Records to process »
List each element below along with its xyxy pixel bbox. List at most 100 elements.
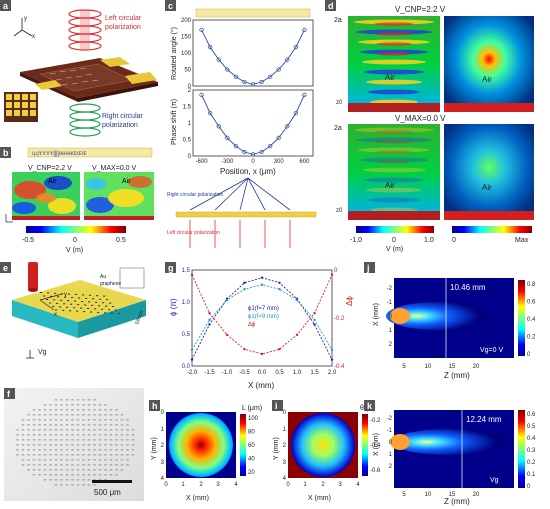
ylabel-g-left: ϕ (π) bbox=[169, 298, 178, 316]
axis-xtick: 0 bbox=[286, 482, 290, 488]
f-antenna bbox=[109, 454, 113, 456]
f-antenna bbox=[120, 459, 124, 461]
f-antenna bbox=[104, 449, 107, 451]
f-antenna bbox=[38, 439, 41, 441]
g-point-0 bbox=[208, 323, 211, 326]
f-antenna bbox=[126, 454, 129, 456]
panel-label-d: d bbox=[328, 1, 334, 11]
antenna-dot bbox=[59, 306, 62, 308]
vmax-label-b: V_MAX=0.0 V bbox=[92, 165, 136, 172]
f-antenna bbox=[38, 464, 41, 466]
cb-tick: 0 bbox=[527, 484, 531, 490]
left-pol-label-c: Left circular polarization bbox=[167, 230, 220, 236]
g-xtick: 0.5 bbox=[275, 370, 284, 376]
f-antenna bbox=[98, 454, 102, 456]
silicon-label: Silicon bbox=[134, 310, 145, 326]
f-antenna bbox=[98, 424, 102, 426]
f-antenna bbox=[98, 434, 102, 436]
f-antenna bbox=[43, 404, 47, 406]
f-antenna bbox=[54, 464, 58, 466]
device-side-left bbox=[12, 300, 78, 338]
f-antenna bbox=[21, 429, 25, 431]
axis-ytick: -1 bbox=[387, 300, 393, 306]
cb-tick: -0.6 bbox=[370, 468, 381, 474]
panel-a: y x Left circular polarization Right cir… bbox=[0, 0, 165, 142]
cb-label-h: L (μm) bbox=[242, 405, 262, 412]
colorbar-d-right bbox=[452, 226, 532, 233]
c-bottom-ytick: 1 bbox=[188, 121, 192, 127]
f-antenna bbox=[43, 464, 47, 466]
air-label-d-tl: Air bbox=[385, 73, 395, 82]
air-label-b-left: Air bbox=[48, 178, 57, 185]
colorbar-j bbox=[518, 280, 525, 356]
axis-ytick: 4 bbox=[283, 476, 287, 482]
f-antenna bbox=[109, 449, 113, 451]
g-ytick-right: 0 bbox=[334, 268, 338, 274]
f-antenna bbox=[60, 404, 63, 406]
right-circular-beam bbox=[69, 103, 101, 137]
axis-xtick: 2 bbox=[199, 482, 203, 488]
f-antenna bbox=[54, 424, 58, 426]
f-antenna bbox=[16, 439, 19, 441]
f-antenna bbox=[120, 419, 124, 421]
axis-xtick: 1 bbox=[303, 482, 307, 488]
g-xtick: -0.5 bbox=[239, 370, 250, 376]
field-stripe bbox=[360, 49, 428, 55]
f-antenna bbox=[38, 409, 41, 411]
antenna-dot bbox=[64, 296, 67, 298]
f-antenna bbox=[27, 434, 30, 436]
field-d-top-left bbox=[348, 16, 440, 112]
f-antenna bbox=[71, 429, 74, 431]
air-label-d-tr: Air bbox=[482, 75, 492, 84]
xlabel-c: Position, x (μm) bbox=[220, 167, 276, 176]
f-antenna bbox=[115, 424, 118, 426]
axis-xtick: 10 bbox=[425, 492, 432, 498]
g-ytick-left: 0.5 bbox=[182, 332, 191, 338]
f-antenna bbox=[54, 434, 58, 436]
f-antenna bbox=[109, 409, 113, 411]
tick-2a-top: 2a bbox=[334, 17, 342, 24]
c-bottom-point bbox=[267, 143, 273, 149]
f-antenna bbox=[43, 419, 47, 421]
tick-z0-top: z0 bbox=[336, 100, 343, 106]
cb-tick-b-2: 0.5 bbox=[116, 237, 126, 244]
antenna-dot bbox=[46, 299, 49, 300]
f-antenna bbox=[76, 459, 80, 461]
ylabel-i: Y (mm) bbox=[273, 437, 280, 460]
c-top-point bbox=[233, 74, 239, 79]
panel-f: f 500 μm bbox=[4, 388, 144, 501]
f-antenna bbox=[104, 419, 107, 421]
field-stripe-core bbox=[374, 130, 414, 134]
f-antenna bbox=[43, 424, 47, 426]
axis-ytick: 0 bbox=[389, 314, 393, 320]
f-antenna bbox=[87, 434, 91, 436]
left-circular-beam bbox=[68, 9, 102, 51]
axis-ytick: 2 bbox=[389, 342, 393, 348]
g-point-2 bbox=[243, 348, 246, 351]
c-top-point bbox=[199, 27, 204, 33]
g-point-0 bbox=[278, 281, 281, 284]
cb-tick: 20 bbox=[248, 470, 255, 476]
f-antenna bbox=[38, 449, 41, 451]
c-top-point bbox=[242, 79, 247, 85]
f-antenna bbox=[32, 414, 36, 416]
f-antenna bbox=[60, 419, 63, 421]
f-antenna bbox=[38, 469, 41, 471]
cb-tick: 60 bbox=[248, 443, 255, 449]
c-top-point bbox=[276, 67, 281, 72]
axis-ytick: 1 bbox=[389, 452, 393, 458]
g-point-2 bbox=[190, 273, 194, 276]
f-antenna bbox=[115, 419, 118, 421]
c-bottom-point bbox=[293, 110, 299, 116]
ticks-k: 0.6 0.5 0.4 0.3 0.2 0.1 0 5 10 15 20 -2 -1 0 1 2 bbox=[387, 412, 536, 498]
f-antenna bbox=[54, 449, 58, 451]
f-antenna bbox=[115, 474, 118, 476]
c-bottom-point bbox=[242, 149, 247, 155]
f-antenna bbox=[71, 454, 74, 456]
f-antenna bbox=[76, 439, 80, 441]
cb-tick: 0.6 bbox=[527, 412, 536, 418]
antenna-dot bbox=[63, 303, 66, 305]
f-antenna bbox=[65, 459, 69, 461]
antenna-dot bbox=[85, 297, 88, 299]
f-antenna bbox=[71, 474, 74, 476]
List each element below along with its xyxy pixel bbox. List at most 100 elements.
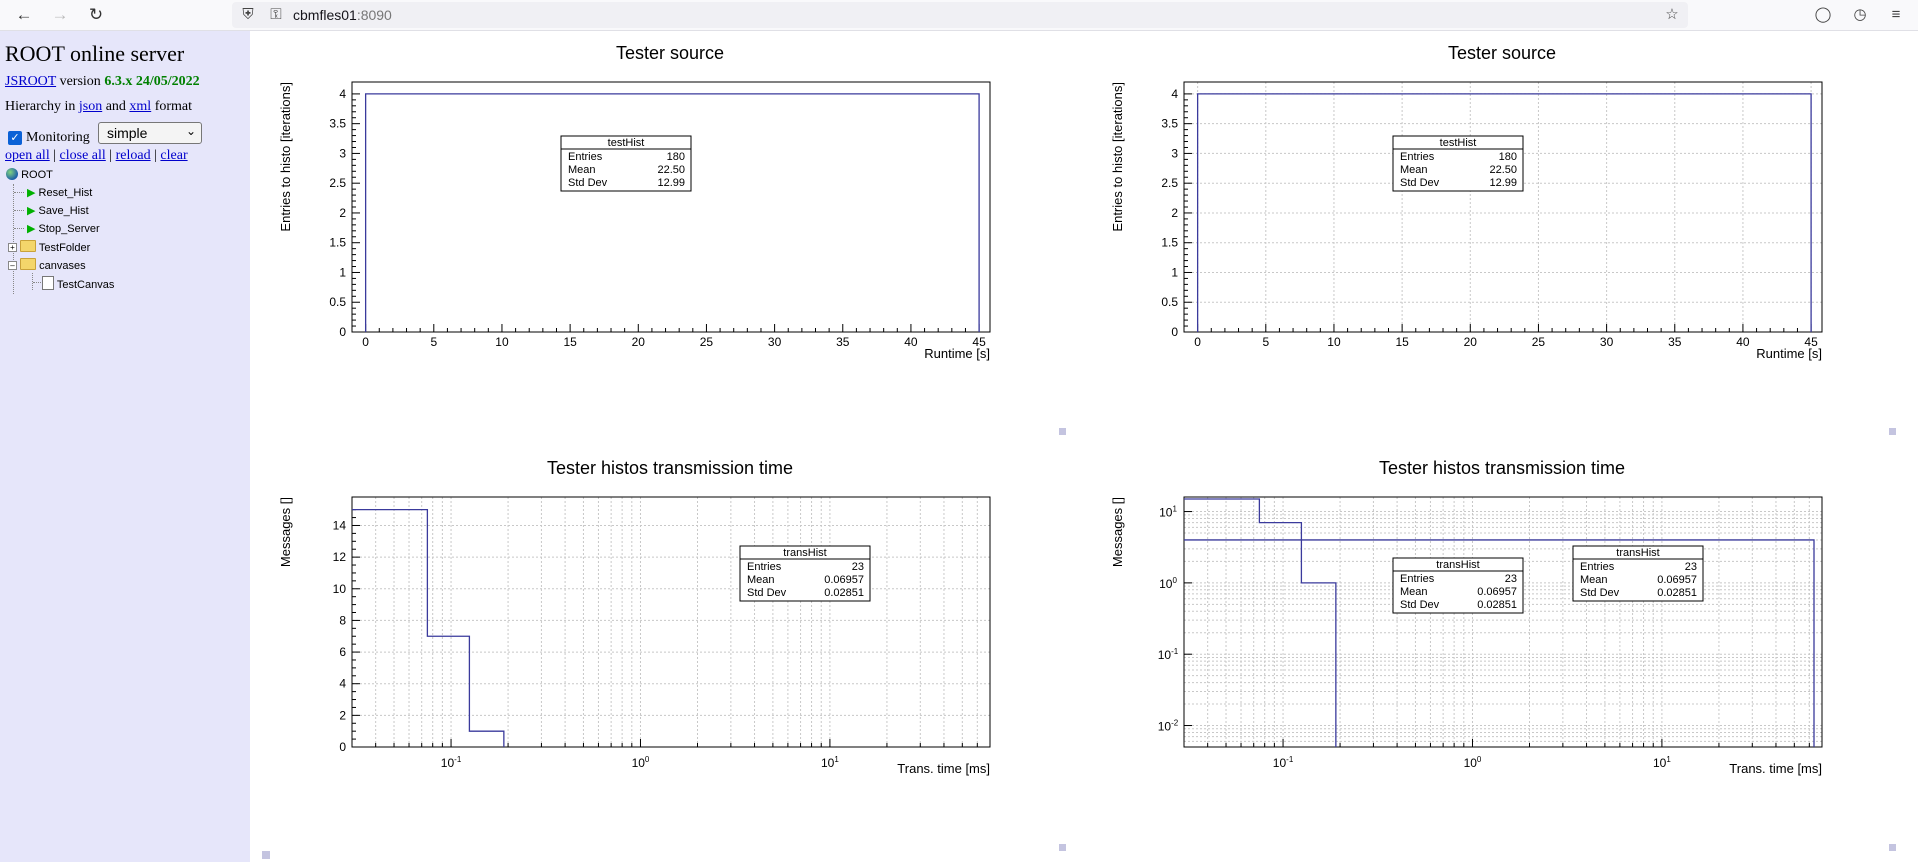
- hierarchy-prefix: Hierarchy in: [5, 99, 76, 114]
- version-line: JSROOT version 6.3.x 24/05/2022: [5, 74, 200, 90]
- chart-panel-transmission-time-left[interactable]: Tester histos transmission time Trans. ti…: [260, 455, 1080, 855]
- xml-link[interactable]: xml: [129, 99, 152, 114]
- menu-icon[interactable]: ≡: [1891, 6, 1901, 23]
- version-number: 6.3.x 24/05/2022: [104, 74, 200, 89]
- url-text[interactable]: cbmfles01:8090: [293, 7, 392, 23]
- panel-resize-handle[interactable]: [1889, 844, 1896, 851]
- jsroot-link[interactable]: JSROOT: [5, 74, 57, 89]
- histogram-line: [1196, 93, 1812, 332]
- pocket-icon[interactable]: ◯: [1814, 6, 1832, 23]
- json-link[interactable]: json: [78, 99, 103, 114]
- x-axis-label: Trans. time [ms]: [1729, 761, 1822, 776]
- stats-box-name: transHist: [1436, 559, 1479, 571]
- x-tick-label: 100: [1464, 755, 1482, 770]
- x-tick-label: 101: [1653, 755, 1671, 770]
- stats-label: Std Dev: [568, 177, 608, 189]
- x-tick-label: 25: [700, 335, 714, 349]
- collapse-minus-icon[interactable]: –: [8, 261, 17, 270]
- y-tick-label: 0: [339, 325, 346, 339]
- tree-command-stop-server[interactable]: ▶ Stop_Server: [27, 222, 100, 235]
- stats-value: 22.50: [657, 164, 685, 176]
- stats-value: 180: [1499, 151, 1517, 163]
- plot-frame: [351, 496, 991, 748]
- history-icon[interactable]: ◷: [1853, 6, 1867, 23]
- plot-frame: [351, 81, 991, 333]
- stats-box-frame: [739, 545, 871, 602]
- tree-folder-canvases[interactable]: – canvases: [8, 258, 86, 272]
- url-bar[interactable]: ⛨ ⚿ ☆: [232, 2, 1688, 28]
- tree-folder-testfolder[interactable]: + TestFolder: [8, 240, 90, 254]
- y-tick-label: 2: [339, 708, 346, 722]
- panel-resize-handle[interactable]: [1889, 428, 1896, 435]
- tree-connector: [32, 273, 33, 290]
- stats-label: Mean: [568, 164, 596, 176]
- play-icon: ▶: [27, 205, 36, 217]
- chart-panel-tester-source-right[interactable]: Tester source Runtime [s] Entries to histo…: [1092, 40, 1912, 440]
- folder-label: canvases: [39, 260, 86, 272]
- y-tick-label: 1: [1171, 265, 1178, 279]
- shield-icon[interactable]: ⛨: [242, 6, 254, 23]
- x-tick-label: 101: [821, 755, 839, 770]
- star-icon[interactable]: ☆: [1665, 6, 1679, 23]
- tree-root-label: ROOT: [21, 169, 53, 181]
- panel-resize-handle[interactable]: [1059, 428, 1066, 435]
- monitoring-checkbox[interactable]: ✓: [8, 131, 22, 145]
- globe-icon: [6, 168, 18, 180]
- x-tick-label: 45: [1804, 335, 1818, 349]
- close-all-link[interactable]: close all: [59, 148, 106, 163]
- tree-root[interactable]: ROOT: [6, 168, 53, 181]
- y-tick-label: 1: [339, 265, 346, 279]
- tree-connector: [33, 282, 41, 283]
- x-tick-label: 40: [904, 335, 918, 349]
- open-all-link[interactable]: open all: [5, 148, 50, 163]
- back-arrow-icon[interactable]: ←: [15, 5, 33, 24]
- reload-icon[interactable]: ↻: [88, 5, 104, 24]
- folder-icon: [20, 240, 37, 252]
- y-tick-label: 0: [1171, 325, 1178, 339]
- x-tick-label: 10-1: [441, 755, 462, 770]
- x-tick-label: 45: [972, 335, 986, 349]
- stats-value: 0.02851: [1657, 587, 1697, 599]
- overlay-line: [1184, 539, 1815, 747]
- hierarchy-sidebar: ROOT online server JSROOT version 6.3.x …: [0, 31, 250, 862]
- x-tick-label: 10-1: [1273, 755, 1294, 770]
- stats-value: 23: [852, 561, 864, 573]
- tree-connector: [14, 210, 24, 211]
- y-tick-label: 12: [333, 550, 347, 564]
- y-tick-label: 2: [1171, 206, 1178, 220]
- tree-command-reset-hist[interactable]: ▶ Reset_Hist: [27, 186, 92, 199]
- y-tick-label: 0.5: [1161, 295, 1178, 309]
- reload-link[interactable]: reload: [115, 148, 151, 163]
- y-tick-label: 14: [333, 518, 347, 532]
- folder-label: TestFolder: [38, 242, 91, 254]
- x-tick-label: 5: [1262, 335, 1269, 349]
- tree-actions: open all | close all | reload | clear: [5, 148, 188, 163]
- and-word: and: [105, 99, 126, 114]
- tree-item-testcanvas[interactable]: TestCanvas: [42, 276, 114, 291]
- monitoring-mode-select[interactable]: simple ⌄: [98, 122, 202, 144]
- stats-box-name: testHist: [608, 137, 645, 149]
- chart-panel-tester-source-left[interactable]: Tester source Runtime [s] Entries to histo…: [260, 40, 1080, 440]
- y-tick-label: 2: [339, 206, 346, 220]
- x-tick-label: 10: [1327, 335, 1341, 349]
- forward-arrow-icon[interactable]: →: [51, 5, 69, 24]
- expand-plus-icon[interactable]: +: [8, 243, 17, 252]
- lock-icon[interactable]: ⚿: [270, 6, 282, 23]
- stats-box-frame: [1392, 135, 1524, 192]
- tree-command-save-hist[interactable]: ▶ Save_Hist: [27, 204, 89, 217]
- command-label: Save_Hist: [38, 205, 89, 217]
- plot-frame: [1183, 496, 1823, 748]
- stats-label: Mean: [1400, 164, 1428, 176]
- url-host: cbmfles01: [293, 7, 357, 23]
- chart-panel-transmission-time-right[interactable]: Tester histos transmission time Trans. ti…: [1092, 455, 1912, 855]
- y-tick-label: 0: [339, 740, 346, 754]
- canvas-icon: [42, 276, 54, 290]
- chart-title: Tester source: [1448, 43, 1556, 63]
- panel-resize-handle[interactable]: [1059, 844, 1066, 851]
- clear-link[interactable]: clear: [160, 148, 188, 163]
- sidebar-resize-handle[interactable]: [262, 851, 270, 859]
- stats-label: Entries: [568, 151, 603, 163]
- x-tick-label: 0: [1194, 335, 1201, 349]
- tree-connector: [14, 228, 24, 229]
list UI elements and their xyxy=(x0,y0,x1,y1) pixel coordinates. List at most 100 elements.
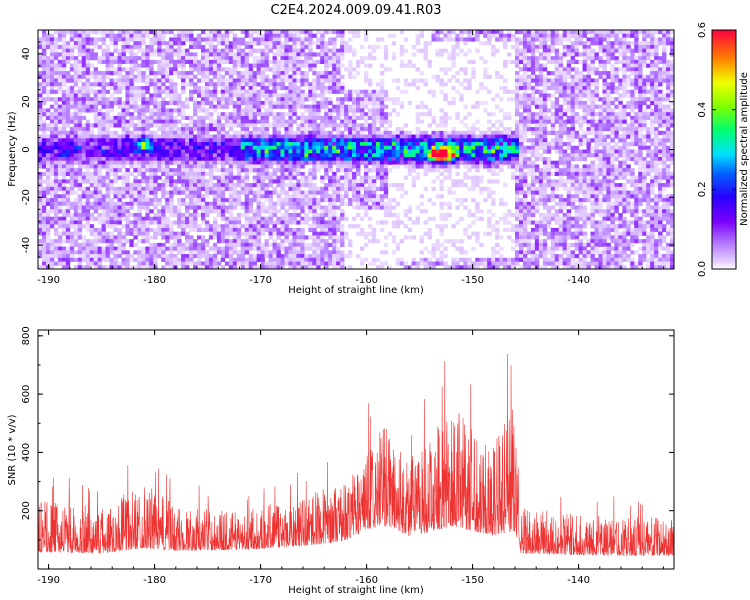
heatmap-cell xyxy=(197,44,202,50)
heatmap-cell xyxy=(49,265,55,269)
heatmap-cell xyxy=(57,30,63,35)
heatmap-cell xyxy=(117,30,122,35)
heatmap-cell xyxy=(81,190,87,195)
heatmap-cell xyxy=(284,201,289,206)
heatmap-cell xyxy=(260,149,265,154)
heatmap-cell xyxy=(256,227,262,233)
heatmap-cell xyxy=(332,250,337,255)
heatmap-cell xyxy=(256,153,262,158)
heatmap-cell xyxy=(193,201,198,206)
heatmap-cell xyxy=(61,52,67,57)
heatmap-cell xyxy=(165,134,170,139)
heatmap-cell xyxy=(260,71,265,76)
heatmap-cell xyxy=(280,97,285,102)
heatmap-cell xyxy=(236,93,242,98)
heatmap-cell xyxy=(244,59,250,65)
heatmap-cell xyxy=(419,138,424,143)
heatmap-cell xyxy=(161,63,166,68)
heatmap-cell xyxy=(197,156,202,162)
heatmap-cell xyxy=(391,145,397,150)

What is expected »
Quote the lines of the material above, from the line containing "heatmap-cell xyxy=(197,44,202,50)" through the end of the material, inclusive.

Solution to this exercise »
heatmap-cell xyxy=(197,44,202,50)
heatmap-cell xyxy=(49,265,55,269)
heatmap-cell xyxy=(57,30,63,35)
heatmap-cell xyxy=(117,30,122,35)
heatmap-cell xyxy=(81,190,87,195)
heatmap-cell xyxy=(284,201,289,206)
heatmap-cell xyxy=(260,149,265,154)
heatmap-cell xyxy=(256,227,262,233)
heatmap-cell xyxy=(332,250,337,255)
heatmap-cell xyxy=(256,153,262,158)
heatmap-cell xyxy=(193,201,198,206)
heatmap-cell xyxy=(61,52,67,57)
heatmap-cell xyxy=(165,134,170,139)
heatmap-cell xyxy=(260,71,265,76)
heatmap-cell xyxy=(280,97,285,102)
heatmap-cell xyxy=(236,93,242,98)
heatmap-cell xyxy=(244,59,250,65)
heatmap-cell xyxy=(419,138,424,143)
heatmap-cell xyxy=(161,63,166,68)
heatmap-cell xyxy=(197,156,202,162)
heatmap-cell xyxy=(391,145,397,150)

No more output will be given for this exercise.